Records:

......

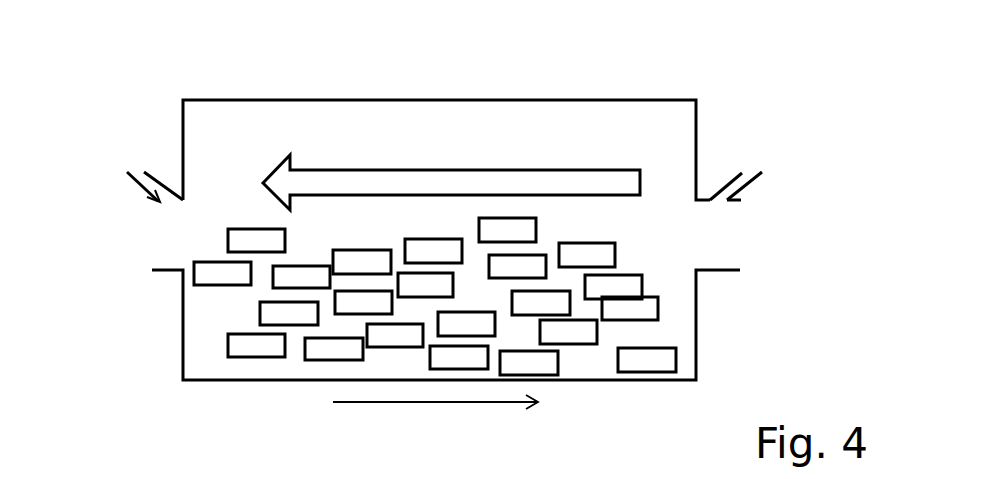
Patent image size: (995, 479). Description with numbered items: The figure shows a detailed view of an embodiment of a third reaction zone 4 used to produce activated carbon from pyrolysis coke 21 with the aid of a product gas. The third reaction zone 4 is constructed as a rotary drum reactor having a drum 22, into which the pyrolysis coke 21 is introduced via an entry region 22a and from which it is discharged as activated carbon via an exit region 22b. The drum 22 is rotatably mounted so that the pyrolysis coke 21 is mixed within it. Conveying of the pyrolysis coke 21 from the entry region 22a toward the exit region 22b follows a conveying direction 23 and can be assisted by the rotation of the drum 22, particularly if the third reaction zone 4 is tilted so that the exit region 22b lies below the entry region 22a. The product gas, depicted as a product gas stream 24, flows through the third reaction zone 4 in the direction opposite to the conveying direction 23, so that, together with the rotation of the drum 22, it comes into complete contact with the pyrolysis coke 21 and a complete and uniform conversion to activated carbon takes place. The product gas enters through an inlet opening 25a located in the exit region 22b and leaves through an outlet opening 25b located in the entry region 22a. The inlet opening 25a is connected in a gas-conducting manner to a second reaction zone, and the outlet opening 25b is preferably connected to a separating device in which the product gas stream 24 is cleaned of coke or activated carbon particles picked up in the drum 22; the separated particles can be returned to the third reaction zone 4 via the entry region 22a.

The third reaction zone 4 is at (106, 89).
The pyrolysis coke 21 is at (248, 358).
The drum 22 is at (475, 100).
The entry region 22a is at (168, 272).
The exit region 22b is at (730, 271).
The conveying direction 23 is at (455, 403).
The product gas stream 24 is at (588, 168).
The inlet opening 25a is at (748, 187).
The outlet opening 25b is at (147, 188).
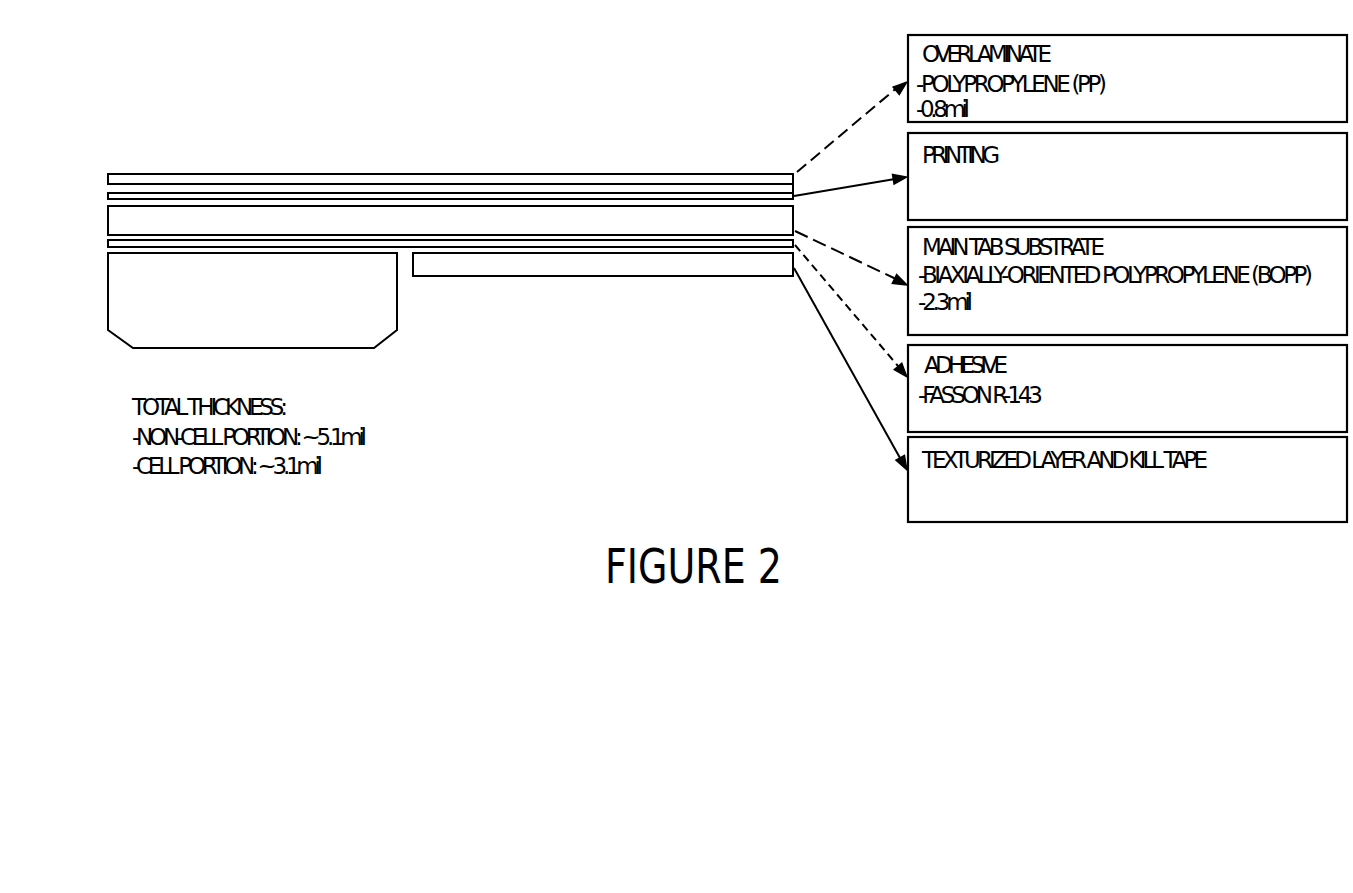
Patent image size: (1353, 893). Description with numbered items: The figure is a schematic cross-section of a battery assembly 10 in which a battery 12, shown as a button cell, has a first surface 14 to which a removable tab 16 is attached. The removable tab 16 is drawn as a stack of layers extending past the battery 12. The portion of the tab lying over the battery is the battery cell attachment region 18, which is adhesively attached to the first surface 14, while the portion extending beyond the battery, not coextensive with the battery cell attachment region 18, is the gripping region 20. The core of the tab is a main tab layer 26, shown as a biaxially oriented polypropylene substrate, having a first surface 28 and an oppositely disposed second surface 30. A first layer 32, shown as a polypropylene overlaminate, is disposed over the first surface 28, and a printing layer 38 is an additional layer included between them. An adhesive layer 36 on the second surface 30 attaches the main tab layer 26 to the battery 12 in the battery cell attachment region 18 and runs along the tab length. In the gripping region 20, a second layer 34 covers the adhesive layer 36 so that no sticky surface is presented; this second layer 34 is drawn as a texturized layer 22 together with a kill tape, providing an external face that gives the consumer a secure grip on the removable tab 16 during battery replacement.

The battery assembly 10 is at (545, 117).
The battery 12 is at (108, 315).
The first surface 14 is at (108, 253).
The removable tab 16 is at (627, 171).
The battery cell attachment region 18 is at (222, 173).
The gripping region 20 is at (791, 153).
The texturized layer 22 is at (716, 278).
The main tab layer 26 is at (794, 217).
The first surface 28 is at (368, 207).
The second surface 30 is at (378, 237).
The first layer 32 is at (715, 176).
The second layer 34 is at (611, 278).
The adhesive layer 36 is at (794, 245).
The printing layer 38 is at (780, 195).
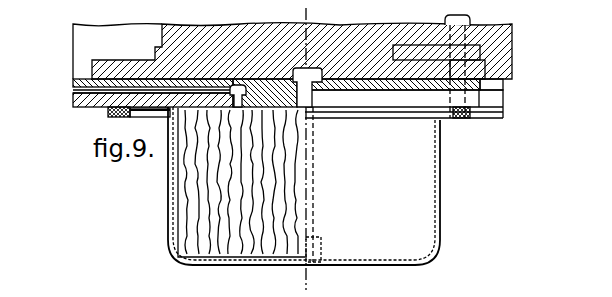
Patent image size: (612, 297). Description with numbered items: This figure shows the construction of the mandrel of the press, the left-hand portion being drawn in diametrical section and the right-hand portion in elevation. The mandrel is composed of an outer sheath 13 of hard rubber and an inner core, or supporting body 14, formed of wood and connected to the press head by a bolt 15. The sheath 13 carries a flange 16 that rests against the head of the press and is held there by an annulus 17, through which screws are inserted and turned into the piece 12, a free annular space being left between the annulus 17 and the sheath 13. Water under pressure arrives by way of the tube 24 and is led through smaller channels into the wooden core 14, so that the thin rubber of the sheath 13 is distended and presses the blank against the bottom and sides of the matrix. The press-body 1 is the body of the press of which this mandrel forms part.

The press-body 1 is at (292, 66).
The tube 24 is at (75, 90).
The piece 12 is at (231, 92).
The outer sheath 13 is at (304, 186).
The supporting body 14 is at (241, 182).
The bolt 15 is at (320, 254).
The flange 16 is at (493, 125).
The annulus 17 is at (461, 118).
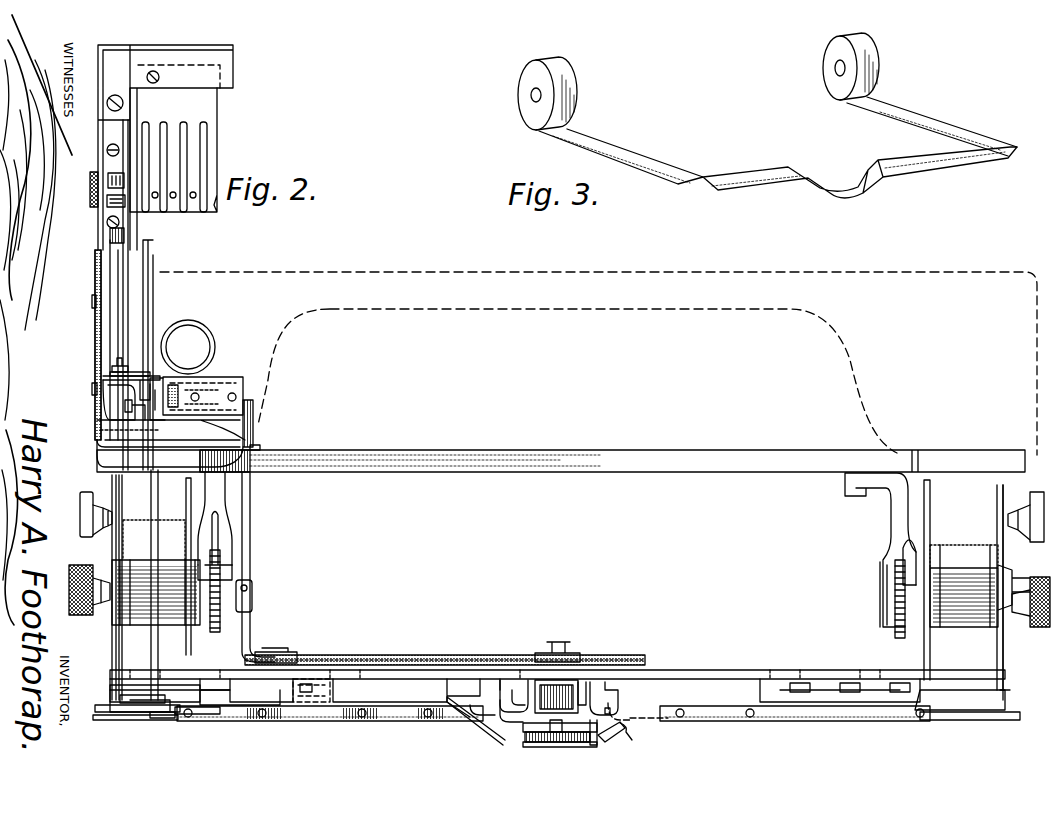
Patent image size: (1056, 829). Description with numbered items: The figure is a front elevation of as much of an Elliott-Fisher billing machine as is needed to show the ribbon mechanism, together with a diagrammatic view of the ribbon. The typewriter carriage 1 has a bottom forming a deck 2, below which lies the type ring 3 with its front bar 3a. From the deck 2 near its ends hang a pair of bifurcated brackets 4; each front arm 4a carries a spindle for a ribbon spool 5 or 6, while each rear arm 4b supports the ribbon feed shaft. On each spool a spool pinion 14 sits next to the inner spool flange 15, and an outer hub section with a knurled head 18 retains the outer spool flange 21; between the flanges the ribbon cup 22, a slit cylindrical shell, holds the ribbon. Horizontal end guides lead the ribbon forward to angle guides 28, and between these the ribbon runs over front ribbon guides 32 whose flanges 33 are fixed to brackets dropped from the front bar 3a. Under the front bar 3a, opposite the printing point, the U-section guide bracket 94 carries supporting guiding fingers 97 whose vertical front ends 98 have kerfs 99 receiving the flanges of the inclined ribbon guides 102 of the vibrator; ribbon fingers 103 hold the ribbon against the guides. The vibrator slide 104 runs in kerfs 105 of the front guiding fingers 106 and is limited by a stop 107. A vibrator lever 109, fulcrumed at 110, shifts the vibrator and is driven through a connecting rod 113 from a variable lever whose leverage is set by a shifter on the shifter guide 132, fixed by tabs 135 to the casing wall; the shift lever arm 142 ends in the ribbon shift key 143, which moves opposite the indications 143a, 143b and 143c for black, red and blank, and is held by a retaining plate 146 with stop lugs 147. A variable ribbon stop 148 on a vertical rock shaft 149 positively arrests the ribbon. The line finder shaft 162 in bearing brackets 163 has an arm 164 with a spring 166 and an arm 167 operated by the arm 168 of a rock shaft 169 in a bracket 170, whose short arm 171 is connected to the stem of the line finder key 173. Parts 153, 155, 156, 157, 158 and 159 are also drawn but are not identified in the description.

The typewriter carriage 1 is at (445, 312).
The deck 2 is at (656, 452).
The type ring 3 is at (722, 667).
The front bar of the type ring 3a is at (462, 662).
The bracket 4 is at (226, 505).
The front arm 4a is at (232, 548).
The rear arm 4b is at (220, 530).
The ribbon spool 5 is at (112, 640).
The ribbon spool 6 is at (1005, 648).
The spool pinion 14 is at (222, 620).
The inner spool flange 15 is at (188, 480).
The knurled head 18 is at (555, 586).
The outer spool flange 21 is at (115, 658).
The ribbon cup 22 is at (170, 560).
The angle guide 28 is at (160, 718).
The front ribbon guide 32 is at (400, 721).
The flange 33 is at (180, 716).
The guide bracket 94 is at (584, 690).
The supporting guiding finger 97 is at (612, 690).
The vertically disposed front end 98 is at (594, 742).
The kerf 99 is at (625, 712).
The inclined ribbon guide 102 is at (612, 740).
The ribbon finger 103 is at (627, 730).
The slide 104 is at (556, 748).
The kerf 105 is at (528, 735).
The front supporting and guiding finger 106 is at (528, 745).
The stop 107 is at (558, 738).
The vibrator lever 109 is at (250, 707).
The fulcrum 110 is at (335, 658).
The connecting rod 113 is at (115, 686).
The shifter guide 132 is at (150, 276).
The tab 135 is at (96, 290).
The arm 142 is at (140, 222).
The ribbon shift key 143 is at (90, 193).
The indication 143a is at (108, 178).
The indication 143b is at (107, 206).
The indication 143c is at (108, 232).
The retaining plate 146 is at (110, 262).
The stop lug 147 is at (123, 260).
The variable ribbon stop 148 is at (130, 712).
The vertical rock shaft 149 is at (160, 645).
The plate 153 is at (148, 705).
The bracket 155 is at (95, 392).
The plate 156 is at (103, 377).
The plate 157 is at (112, 372).
The pin 158 is at (125, 404).
The stud 159 is at (115, 368).
The line finder shaft 162 is at (412, 655).
The bearing bracket 163 is at (275, 650).
The arm 164 is at (570, 685).
The spring 166 is at (555, 660).
The arm 167 is at (253, 598).
The arm 168 is at (252, 562).
The rock shaft 169 is at (258, 430).
The bracket 170 is at (236, 378).
The short arm 171 is at (205, 378).
The line finder key 173 is at (207, 335).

......

WHAT THE EXERCISE ASKS: Format the lines of the data above as a numbered list, beginning at the line that contains "Patent image size: (612, 297)." and ending after the line that contains "The tube 24 is at (75, 90).". Omit any blank lines.

FULL OUTPUT:
1. Patent image size: (612, 297). Description with numbered items: This figure shows the construction of the mandrel of the press, the left-hand portion being drawn in diametrical section and the right-hand portion in elevation. The mandrel is composed of an outer sheath 13 of hard rubber and an inner core, or supporting body 14, formed of wood and connected to the press head by a bolt 15. The sheath 13 carries a flange 16 that rests against the head of the press and is held there by an annulus 17, through which screws are inserted and turned into the piece 12, a free annular space being left between the annulus 17 and the sheath 13. Water under pressure arrives by way of the tube 24 and is led through smaller channels into the wooden core 14, so that the thin rubber of the sheath 13 is distended and presses the blank against the bottom and sides of the matrix. The press-body 1 is the body of the press of which this mandrel forms part.
2. The press-body 1 is at (292, 66).
3. The tube 24 is at (75, 90).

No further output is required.